--- start of Provided information ---

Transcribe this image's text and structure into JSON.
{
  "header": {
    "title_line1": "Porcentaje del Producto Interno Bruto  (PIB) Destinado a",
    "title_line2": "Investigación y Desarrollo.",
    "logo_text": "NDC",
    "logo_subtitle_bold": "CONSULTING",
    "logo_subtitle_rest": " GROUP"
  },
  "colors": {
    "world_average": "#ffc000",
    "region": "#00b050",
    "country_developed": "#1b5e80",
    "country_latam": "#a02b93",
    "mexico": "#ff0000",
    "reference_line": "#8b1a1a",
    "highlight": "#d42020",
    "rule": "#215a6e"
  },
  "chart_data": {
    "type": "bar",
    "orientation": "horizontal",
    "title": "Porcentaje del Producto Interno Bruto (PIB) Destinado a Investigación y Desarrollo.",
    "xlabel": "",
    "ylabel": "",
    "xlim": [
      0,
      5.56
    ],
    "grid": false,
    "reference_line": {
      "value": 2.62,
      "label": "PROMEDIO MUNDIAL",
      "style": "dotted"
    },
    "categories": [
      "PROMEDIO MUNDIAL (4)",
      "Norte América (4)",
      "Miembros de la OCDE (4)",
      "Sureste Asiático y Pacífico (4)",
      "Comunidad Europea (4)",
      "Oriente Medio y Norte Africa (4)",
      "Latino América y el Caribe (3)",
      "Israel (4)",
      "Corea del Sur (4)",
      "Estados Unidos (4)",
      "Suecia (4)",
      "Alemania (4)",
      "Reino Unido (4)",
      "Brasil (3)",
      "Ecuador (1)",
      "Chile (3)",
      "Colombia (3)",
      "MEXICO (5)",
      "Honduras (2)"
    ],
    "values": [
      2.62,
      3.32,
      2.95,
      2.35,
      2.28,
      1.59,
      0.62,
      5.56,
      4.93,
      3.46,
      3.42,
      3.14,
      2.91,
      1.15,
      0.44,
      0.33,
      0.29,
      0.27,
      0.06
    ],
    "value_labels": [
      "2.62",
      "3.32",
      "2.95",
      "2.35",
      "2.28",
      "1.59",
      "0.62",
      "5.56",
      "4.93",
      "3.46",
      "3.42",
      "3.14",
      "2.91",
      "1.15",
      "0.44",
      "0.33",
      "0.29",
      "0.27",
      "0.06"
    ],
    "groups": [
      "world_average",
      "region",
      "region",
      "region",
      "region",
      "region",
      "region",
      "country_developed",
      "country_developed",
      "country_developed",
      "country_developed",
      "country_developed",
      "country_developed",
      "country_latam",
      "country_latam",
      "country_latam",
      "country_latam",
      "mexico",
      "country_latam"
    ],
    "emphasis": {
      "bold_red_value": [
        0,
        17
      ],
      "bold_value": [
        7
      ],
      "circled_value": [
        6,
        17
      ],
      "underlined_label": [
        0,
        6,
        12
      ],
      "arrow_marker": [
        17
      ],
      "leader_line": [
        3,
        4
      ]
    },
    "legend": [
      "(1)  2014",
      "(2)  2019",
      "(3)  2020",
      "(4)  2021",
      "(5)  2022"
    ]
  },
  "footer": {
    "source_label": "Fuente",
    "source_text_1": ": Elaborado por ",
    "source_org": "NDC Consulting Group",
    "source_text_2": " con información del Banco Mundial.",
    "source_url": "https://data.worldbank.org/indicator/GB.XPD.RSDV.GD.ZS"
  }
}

--- end of Provided information ---

Required work
Your task is to transcribe the listing above in full, exactly as given.

Problem solution
Transcribe this image's text and structure into JSON.
{
  "header": {
    "title_line1": "Porcentaje del Producto Interno Bruto  (PIB) Destinado a",
    "title_line2": "Investigación y Desarrollo.",
    "logo_text": "NDC",
    "logo_subtitle_bold": "CONSULTING",
    "logo_subtitle_rest": " GROUP"
  },
  "colors": {
    "world_average": "#ffc000",
    "region": "#00b050",
    "country_developed": "#1b5e80",
    "country_latam": "#a02b93",
    "mexico": "#ff0000",
    "reference_line": "#8b1a1a",
    "highlight": "#d42020",
    "rule": "#215a6e"
  },
  "chart_data": {
    "type": "bar",
    "orientation": "horizontal",
    "title": "Porcentaje del Producto Interno Bruto (PIB) Destinado a Investigación y Desarrollo.",
    "xlabel": "",
    "ylabel": "",
    "xlim": [
      0,
      5.56
    ],
    "grid": false,
    "reference_line": {
      "value": 2.62,
      "label": "PROMEDIO MUNDIAL",
      "style": "dotted"
    },
    "categories": [
      "PROMEDIO MUNDIAL (4)",
      "Norte América (4)",
      "Miembros de la OCDE (4)",
      "Sureste Asiático y Pacífico (4)",
      "Comunidad Europea (4)",
      "Oriente Medio y Norte Africa (4)",
      "Latino América y el Caribe (3)",
      "Israel (4)",
      "Corea del Sur (4)",
      "Estados Unidos (4)",
      "Suecia (4)",
      "Alemania (4)",
      "Reino Unido (4)",
      "Brasil (3)",
      "Ecuador (1)",
      "Chile (3)",
      "Colombia (3)",
      "MEXICO (5)",
      "Honduras (2)"
    ],
    "values": [
      2.62,
      3.32,
      2.95,
      2.35,
      2.28,
      1.59,
      0.62,
      5.56,
      4.93,
      3.46,
      3.42,
      3.14,
      2.91,
      1.15,
      0.44,
      0.33,
      0.29,
      0.27,
      0.06
    ],
    "value_labels": [
      "2.62",
      "3.32",
      "2.95",
      "2.35",
      "2.28",
      "1.59",
      "0.62",
      "5.56",
      "4.93",
      "3.46",
      "3.42",
      "3.14",
      "2.91",
      "1.15",
      "0.44",
      "0.33",
      "0.29",
      "0.27",
      "0.06"
    ],
    "groups": [
      "world_average",
      "region",
      "region",
      "region",
      "region",
      "region",
      "region",
      "country_developed",
      "country_developed",
      "country_developed",
      "country_developed",
      "country_developed",
      "country_developed",
      "country_latam",
      "country_latam",
      "country_latam",
      "country_latam",
      "mexico",
      "country_latam"
    ],
    "emphasis": {
      "bold_red_value": [
        0,
        17
      ],
      "bold_value": [
        7
      ],
      "circled_value": [
        6,
        17
      ],
      "underlined_label": [
        0,
        6,
        12
      ],
      "arrow_marker": [
        17
      ],
      "leader_line": [
        3,
        4
      ]
    },
    "legend": [
      "(1)  2014",
      "(2)  2019",
      "(3)  2020",
      "(4)  2021",
      "(5)  2022"
    ]
  },
  "footer": {
    "source_label": "Fuente",
    "source_text_1": ": Elaborado por ",
    "source_org": "NDC Consulting Group",
    "source_text_2": " con información del Banco Mundial.",
    "source_url": "https://data.worldbank.org/indicator/GB.XPD.RSDV.GD.ZS"
  }
}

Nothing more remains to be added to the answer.